Work required: Your task is to transcribe the records exactly, skipping every image.

Recorded information:
· · · · ·

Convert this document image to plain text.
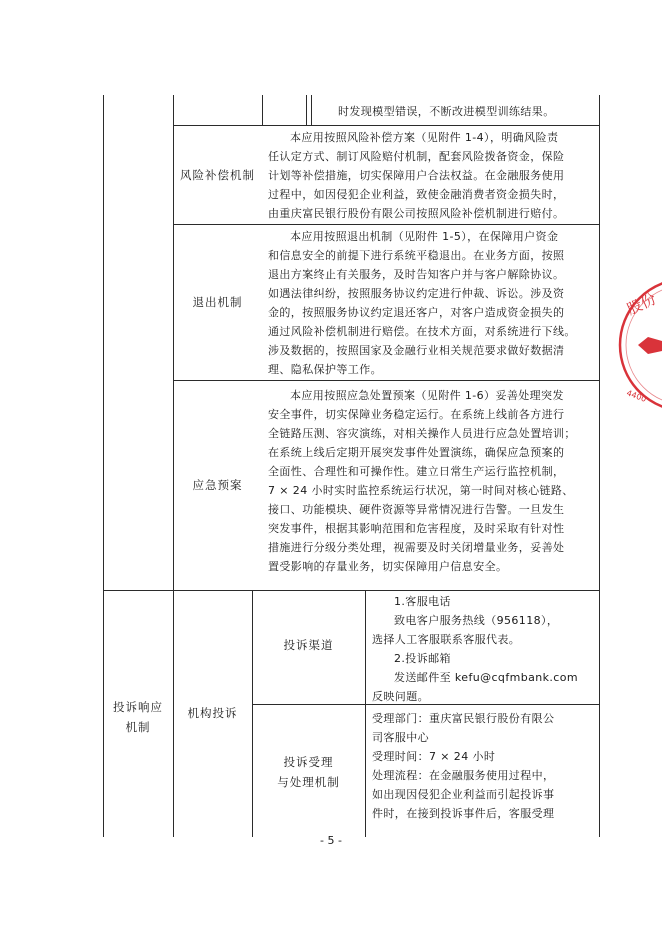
时发现模型错误，不断改进模型训练结果。
风险补偿机制
本应用按照风险补偿方案（见附件 1-4），明确风险责
任认定方式、制订风险赔付机制，配套风险拨备资金，保险
计划等补偿措施，切实保障用户合法权益。在金融服务使用
过程中，如因侵犯企业利益，致使金融消费者资金损失时，
由重庆富民银行股份有限公司按照风险补偿机制进行赔付。
退出机制
本应用按照退出机制（见附件 1-5），在保障用户资金
和信息安全的前提下进行系统平稳退出。在业务方面，按照
退出方案终止有关服务，及时告知客户并与客户解除协议。
如遇法律纠纷，按照服务协议约定进行仲裁、诉讼。涉及资
金的，按照服务协议约定退还客户，对客户造成资金损失的
通过风险补偿机制进行赔偿。在技术方面，对系统进行下线。
涉及数据的，按照国家及金融行业相关规范要求做好数据清
理、隐私保护等工作。
应急预案
本应用按照应急处置预案（见附件 1-6）妥善处理突发
安全事件，切实保障业务稳定运行。在系统上线前各方进行
全链路压测、容灾演练，对相关操作人员进行应急处置培训；
在系统上线后定期开展突发事件处置演练，确保应急预案的
全面性、合理性和可操作性。建立日常生产运行监控机制，
7 × 24 小时实时监控系统运行状况，第一时间对核心链路、
接口、功能模块、硬件资源等异常情况进行告警。一旦发生
突发事件，根据其影响范围和危害程度，及时采取有针对性
措施进行分级分类处理，视需要及时关闭增量业务，妥善处
置受影响的存量业务，切实保障用户信息安全。
投诉响应
机制
机构投诉
投诉渠道
1.客服电话
致电客户服务热线（956118），
选择人工客服联系客服代表。
2.投诉邮箱
发送邮件至 kefu@cqfmbank.com
反映问题。
投诉受理
与处理机制
受理部门：重庆富民银行股份有限公
司客服中心
受理时间：7 × 24 小时
处理流程：在金融服务使用过程中，
如出现因侵犯企业利益而引起投诉事
件时，在接到投诉事件后，客服受理
股份
4400
- 5 -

· · · · ·

Solution to this exercise:
Convert this document image to plain text.
时发现模型错误，不断改进模型训练结果。
风险补偿机制
本应用按照风险补偿方案（见附件 1-4），明确风险责
任认定方式、制订风险赔付机制，配套风险拨备资金，保险
计划等补偿措施，切实保障用户合法权益。在金融服务使用
过程中，如因侵犯企业利益，致使金融消费者资金损失时，
由重庆富民银行股份有限公司按照风险补偿机制进行赔付。
退出机制
本应用按照退出机制（见附件 1-5），在保障用户资金
和信息安全的前提下进行系统平稳退出。在业务方面，按照
退出方案终止有关服务，及时告知客户并与客户解除协议。
如遇法律纠纷，按照服务协议约定进行仲裁、诉讼。涉及资
金的，按照服务协议约定退还客户，对客户造成资金损失的
通过风险补偿机制进行赔偿。在技术方面，对系统进行下线。
涉及数据的，按照国家及金融行业相关规范要求做好数据清
理、隐私保护等工作。
应急预案
本应用按照应急处置预案（见附件 1-6）妥善处理突发
安全事件，切实保障业务稳定运行。在系统上线前各方进行
全链路压测、容灾演练，对相关操作人员进行应急处置培训；
在系统上线后定期开展突发事件处置演练，确保应急预案的
全面性、合理性和可操作性。建立日常生产运行监控机制，
7 × 24 小时实时监控系统运行状况，第一时间对核心链路、
接口、功能模块、硬件资源等异常情况进行告警。一旦发生
突发事件，根据其影响范围和危害程度，及时采取有针对性
措施进行分级分类处理，视需要及时关闭增量业务，妥善处
置受影响的存量业务，切实保障用户信息安全。
投诉响应
机制
机构投诉
投诉渠道
1.客服电话
致电客户服务热线（956118），
选择人工客服联系客服代表。
2.投诉邮箱
发送邮件至 kefu@cqfmbank.com
反映问题。
投诉受理
与处理机制
受理部门：重庆富民银行股份有限公
司客服中心
受理时间：7 × 24 小时
处理流程：在金融服务使用过程中，
如出现因侵犯企业利益而引起投诉事
件时，在接到投诉事件后，客服受理
股份
4400
- 5 -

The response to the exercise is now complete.